Print the entries below word for word; the pictures stay out of your copy.
MATERIAL SUPPLIED start
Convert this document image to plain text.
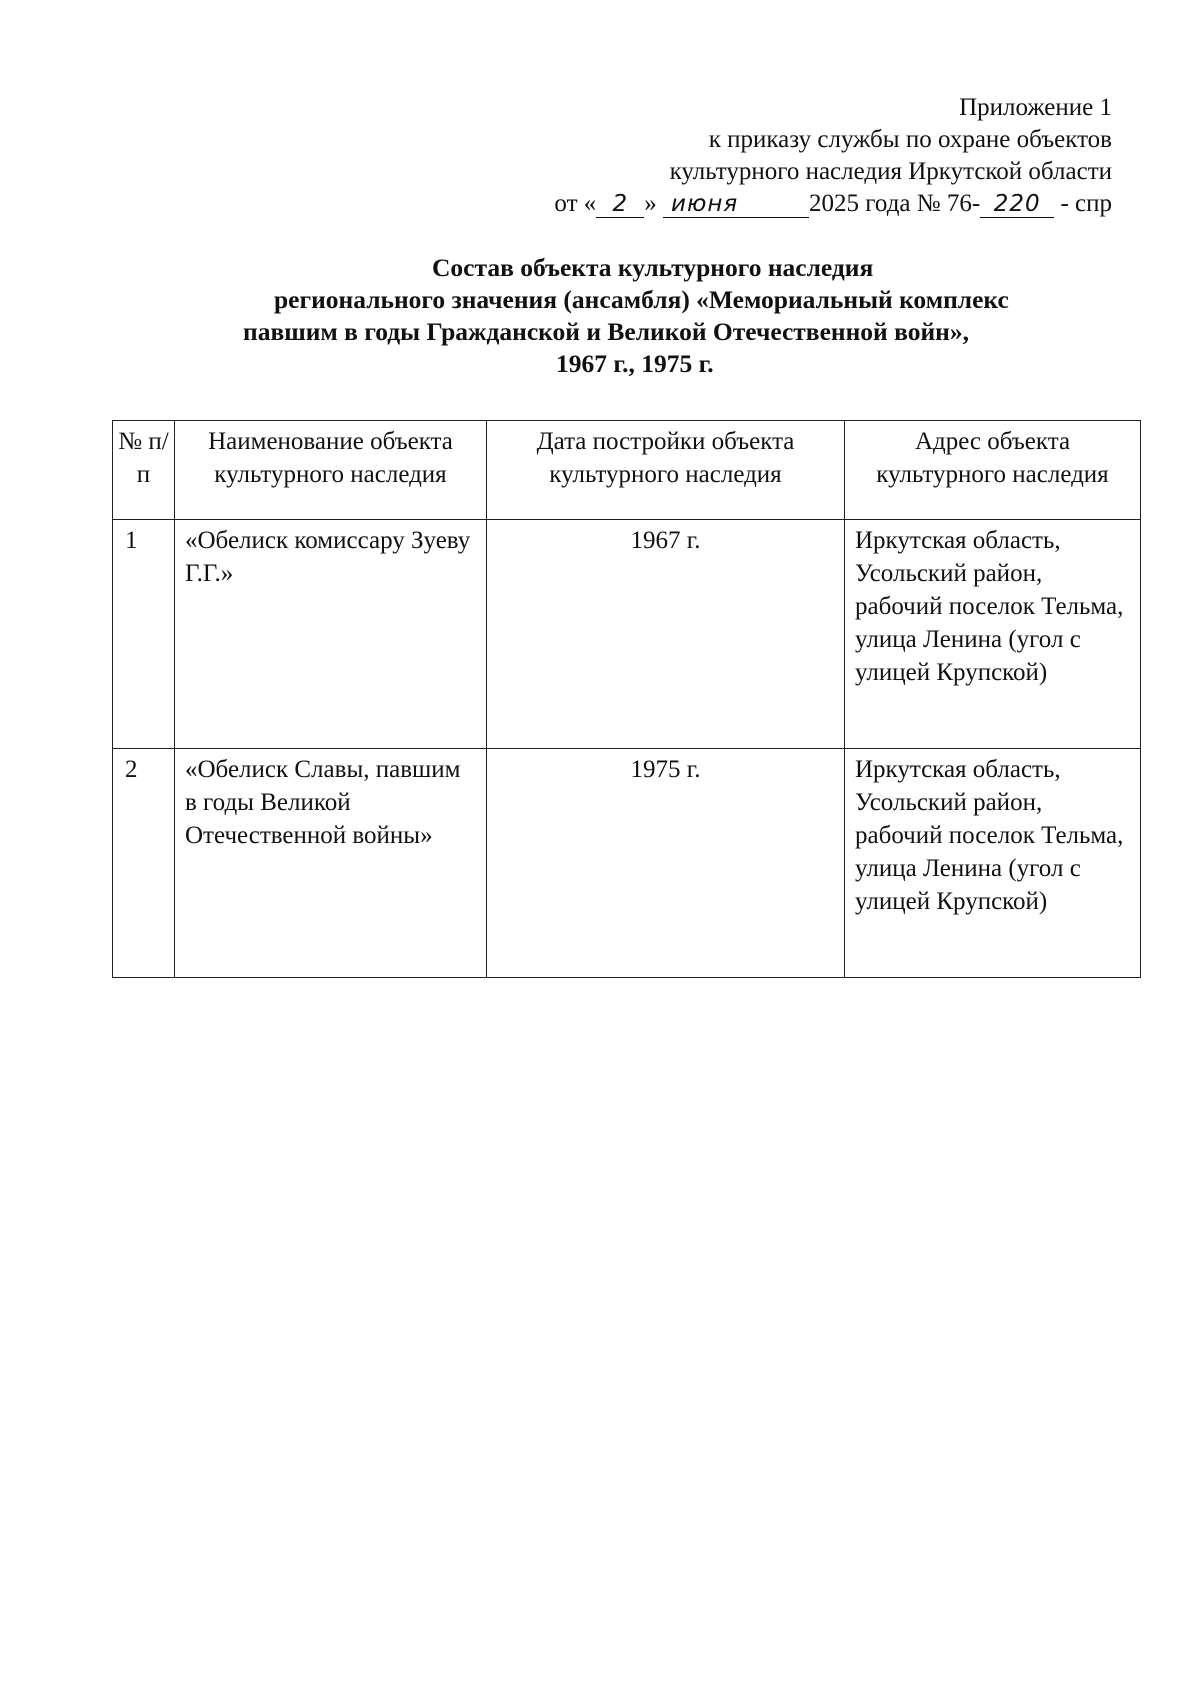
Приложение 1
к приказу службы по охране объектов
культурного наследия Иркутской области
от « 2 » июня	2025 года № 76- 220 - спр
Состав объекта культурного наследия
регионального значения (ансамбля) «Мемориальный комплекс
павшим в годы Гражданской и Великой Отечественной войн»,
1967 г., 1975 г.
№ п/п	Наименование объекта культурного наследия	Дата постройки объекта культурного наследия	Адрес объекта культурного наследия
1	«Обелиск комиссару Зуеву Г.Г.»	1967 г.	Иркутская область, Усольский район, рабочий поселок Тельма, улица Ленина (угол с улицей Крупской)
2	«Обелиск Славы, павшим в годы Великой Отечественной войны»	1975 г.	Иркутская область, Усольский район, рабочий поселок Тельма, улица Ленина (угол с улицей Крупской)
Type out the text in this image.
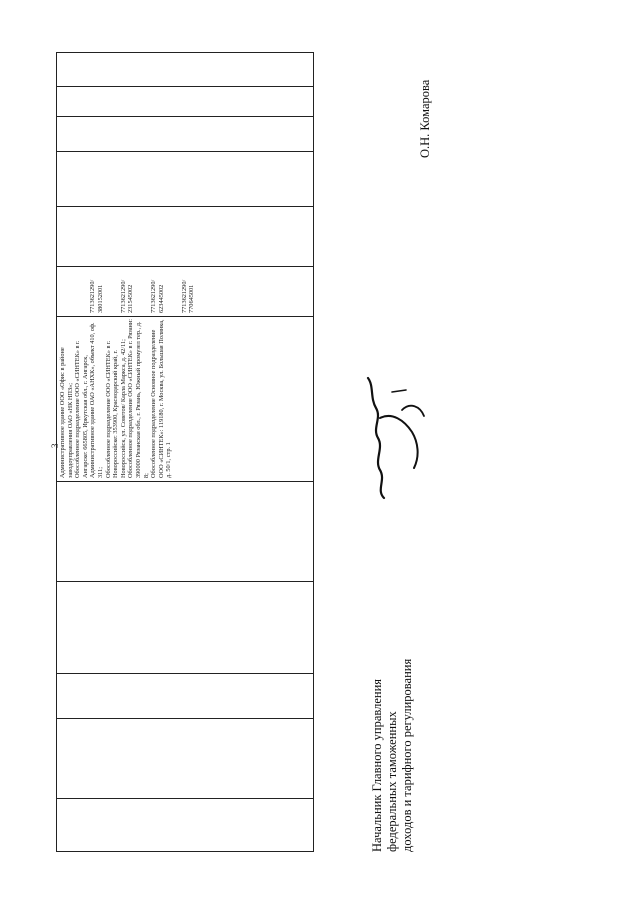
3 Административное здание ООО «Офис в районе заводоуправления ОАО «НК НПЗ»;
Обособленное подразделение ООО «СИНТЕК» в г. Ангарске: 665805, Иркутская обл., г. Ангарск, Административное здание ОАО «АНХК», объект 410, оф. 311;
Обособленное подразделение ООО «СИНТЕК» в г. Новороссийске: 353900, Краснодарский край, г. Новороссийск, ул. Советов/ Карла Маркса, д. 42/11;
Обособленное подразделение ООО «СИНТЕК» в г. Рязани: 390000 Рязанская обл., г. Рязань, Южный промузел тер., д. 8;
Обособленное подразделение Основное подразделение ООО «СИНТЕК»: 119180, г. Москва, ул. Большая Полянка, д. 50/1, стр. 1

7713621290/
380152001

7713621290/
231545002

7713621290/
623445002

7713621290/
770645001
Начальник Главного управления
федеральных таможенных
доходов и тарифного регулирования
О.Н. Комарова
MATERIAL SUPPLIED end
#### RESULT FOR THIS EXERCISE
Convert this document image to plain text.
Приложение 1
к приказу службы по охране объектов
культурного наследия Иркутской области
от « 2 » июня	2025 года № 76- 220 - спр
Состав объекта культурного наследия
регионального значения (ансамбля) «Мемориальный комплекс
павшим в годы Гражданской и Великой Отечественной войн»,
1967 г., 1975 г.
№ п/п	Наименование объекта культурного наследия	Дата постройки объекта культурного наследия	Адрес объекта культурного наследия
1	«Обелиск комиссару Зуеву Г.Г.»	1967 г.	Иркутская область, Усольский район, рабочий поселок Тельма, улица Ленина (угол с улицей Крупской)
2	«Обелиск Славы, павшим в годы Великой Отечественной войны»	1975 г.	Иркутская область, Усольский район, рабочий поселок Тельма, улица Ленина (угол с улицей Крупской)
Type out the text in this image.
3 Административное здание ООО «Офис в районе заводоуправления ОАО «НК НПЗ»;
Обособленное подразделение ООО «СИНТЕК» в г. Ангарске: 665805, Иркутская обл., г. Ангарск, Административное здание ОАО «АНХК», объект 410, оф. 311;
Обособленное подразделение ООО «СИНТЕК» в г. Новороссийске: 353900, Краснодарский край, г. Новороссийск, ул. Советов/ Карла Маркса, д. 42/11;
Обособленное подразделение ООО «СИНТЕК» в г. Рязани: 390000 Рязанская обл., г. Рязань, Южный промузел тер., д. 8;
Обособленное подразделение Основное подразделение ООО «СИНТЕК»: 119180, г. Москва, ул. Большая Полянка, д. 50/1, стр. 1

7713621290/
380152001

7713621290/
231545002

7713621290/
623445002

7713621290/
770645001
Начальник Главного управления
федеральных таможенных
доходов и тарифного регулирования
О.Н. Комарова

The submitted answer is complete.